> _CONSEGNA A_
Riassumi in due frasi il testo sulla borsa nei colloqui di lavoro.

> _ESTRATTO DELLA FONTE_
• • • • •
Il ruolo della borsa in un colloquio di lavoro

Il fascino discreto dell’ignoto.

Generalmente si pensa alla borsa come a un semplice accessorio, tanto per gli outfit femminili quanto per quelli maschili. Benché per la donna rappresenti un must anche nell’abbigliamento per il tempo libero, gli uomini sono soliti indossarla unicamente per andare a lavoro.
In realtà la borsa non è un oggetto superfluo o d’importanza secondaria, ma un elemento che “accresce” l’immagine di una persona. Forse perché, di fatto, si presenta come una “scatola nera” della quale nessuno conosce il contenuto e ciò stimola la fantasia dell’osservatore.

Siamo animali curiosi ma soprattutto pieni di schemi mentali che troppo spesso ci portano a fare due più due e trarre conclusioni affrettate. Il che, talvolta, può giocare a nostro favore, come nel caso dei colloqui di lavoro.

Così è se vi pare.

Parliamoci chiaro, se un reclutatore si trovasse di fronte a un candidato per un posto da ingegnere che si presenta in t-shirt, jeans, sneakers e mani in tasca, sarebbe immediatamente portato a depennare il suo nome dalla lista dei papabili. Penserebbe che è una persona fuori contesto, dal look inappropriato e per giunta un tantino maleducata. Se costui, però, si presentasse in giacca e cravatta sarebbe altrettanto immediatamente classificato come candidato attendibile e degno di considerazione. “Ovvio” direbbe il popolo all’unisono.
• • • • •
> _VOCI_
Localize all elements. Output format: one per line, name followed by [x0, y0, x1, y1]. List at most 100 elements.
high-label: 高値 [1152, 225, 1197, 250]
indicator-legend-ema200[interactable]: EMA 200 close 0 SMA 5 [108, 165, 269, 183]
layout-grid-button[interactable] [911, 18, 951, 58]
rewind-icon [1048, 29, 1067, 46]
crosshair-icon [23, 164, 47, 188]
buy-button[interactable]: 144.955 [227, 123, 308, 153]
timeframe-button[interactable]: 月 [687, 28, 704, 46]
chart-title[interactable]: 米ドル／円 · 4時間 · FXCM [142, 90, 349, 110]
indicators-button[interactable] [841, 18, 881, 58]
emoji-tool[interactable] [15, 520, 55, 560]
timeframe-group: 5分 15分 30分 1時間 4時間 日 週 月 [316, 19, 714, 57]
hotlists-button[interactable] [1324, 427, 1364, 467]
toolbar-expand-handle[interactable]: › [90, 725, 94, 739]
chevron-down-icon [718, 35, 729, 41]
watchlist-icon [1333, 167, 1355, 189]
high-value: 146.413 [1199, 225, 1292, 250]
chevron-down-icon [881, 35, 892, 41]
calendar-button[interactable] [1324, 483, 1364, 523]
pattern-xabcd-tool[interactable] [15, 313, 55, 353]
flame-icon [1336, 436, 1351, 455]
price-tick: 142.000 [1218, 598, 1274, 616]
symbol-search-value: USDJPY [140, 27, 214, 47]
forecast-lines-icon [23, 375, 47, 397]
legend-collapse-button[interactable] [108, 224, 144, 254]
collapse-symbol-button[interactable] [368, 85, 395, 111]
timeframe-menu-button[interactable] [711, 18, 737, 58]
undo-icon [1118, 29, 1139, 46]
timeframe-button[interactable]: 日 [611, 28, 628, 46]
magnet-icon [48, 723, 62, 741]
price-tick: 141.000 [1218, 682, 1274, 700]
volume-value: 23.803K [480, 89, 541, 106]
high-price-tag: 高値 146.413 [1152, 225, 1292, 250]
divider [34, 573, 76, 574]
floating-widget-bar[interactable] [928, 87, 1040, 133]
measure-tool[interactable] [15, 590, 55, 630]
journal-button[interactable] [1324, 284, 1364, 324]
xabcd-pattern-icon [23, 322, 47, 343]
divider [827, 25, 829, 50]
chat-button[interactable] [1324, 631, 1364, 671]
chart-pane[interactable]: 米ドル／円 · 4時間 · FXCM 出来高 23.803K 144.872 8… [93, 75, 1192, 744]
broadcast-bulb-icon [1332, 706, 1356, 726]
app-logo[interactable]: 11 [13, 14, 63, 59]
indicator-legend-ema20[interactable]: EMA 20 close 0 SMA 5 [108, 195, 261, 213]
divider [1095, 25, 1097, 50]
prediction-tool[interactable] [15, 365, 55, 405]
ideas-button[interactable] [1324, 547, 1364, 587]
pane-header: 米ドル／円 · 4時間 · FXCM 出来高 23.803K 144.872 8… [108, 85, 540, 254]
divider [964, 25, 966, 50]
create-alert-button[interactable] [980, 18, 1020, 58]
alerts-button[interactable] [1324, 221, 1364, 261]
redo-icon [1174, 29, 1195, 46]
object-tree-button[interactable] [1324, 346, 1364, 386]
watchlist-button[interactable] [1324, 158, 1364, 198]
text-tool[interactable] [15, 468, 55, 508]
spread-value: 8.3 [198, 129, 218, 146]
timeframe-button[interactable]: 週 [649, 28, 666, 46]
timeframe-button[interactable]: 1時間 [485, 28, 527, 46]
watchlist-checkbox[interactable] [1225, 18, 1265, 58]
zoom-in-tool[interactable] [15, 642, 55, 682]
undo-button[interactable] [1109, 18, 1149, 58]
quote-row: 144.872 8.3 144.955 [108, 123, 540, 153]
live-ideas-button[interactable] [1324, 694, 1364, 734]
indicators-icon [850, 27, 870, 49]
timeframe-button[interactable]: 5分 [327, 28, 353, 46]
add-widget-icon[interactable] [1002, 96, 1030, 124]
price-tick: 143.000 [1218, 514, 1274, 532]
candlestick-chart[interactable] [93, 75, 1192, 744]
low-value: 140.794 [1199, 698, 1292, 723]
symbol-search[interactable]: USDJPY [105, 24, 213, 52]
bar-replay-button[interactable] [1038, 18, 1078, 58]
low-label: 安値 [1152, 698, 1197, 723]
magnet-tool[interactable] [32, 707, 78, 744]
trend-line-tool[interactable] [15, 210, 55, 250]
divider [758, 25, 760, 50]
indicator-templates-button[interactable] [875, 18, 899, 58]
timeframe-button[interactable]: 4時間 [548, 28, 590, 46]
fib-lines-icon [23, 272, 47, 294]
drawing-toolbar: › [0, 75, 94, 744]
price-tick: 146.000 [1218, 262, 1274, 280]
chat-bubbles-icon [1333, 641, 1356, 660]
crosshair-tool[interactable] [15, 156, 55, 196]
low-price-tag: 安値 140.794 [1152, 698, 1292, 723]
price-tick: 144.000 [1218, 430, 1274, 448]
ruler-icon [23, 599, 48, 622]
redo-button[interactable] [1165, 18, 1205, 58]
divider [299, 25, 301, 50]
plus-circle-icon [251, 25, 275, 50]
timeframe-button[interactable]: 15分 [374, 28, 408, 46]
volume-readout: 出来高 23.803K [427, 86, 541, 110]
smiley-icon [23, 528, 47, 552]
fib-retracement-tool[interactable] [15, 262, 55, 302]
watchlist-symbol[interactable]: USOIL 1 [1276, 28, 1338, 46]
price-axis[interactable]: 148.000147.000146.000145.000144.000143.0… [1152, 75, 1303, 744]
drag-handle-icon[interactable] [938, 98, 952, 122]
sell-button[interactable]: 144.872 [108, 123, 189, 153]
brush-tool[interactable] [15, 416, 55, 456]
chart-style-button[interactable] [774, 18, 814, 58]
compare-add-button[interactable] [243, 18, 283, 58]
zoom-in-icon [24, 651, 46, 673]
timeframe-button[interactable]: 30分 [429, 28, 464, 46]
• • • • •
> _CONSEGNA B_
Riscrivi le righe dei record dall'inizio fino a quella che contiene "crosshair-icon [23, 164, 47, 188]", inclusa, sostituendo "elements" con "components" e lasciando invariato tutto il resto.

> _RISPOSTA A_
La borsa, di solito considerata un semplice accessorio, è in realtà un elemento che accresce l'immagine di una persona, forse perché, come una scatola nera dal contenuto sconosciuto, stimola la fantasia di chi osserva. Poiché siamo pieni di schemi mentali che ci portano a conclusioni affrettate, ciò può giocare a nostro favore nei colloqui di lavoro: un reclutatore scarterebbe subito un candidato ingegnere in t-shirt e jeans, mentre giudicherebbe attendibile uno in giacca e cravatta.

> _RISPOSTA B_
Localize all components. Output format: one per line, name followed by [x0, y0, x1, y1]. List at most 100 components.
high-label: 高値 [1152, 225, 1197, 250]
indicator-legend-ema200[interactable]: EMA 200 close 0 SMA 5 [108, 165, 269, 183]
layout-grid-button[interactable] [911, 18, 951, 58]
rewind-icon [1048, 29, 1067, 46]
crosshair-icon [23, 164, 47, 188]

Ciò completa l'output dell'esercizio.